Records from a collection of figures:
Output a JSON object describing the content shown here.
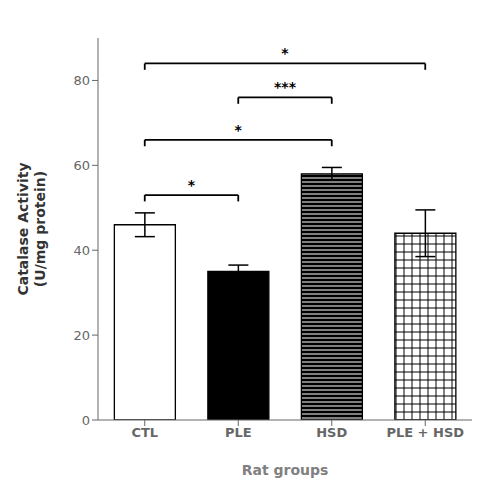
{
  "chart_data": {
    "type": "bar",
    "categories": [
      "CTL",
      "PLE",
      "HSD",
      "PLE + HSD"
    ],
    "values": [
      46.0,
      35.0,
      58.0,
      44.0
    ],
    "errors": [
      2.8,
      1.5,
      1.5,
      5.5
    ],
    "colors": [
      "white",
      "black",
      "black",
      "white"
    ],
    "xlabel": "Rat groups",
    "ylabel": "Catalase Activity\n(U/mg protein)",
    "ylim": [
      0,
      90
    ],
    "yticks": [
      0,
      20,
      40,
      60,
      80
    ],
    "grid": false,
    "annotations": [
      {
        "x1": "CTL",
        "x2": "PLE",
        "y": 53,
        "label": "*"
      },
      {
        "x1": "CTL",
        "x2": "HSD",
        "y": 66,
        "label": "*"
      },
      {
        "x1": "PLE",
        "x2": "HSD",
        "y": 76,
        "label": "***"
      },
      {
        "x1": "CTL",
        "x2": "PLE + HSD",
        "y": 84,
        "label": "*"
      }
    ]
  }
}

### Exercise
Since pictures are not part of the copy, set down only the remaining data exactly.

### Problem solution
Output a JSON object describing the content shown here.
{
  "chart_data": {
    "type": "bar",
    "categories": [
      "CTL",
      "PLE",
      "HSD",
      "PLE + HSD"
    ],
    "values": [
      46.0,
      35.0,
      58.0,
      44.0
    ],
    "errors": [
      2.8,
      1.5,
      1.5,
      5.5
    ],
    "colors": [
      "white",
      "black",
      "black",
      "white"
    ],
    "xlabel": "Rat groups",
    "ylabel": "Catalase Activity\n(U/mg protein)",
    "ylim": [
      0,
      90
    ],
    "yticks": [
      0,
      20,
      40,
      60,
      80
    ],
    "grid": false,
    "annotations": [
      {
        "x1": "CTL",
        "x2": "PLE",
        "y": 53,
        "label": "*"
      },
      {
        "x1": "CTL",
        "x2": "HSD",
        "y": 66,
        "label": "*"
      },
      {
        "x1": "PLE",
        "x2": "HSD",
        "y": 76,
        "label": "***"
      },
      {
        "x1": "CTL",
        "x2": "PLE + HSD",
        "y": 84,
        "label": "*"
      }
    ]
  }
}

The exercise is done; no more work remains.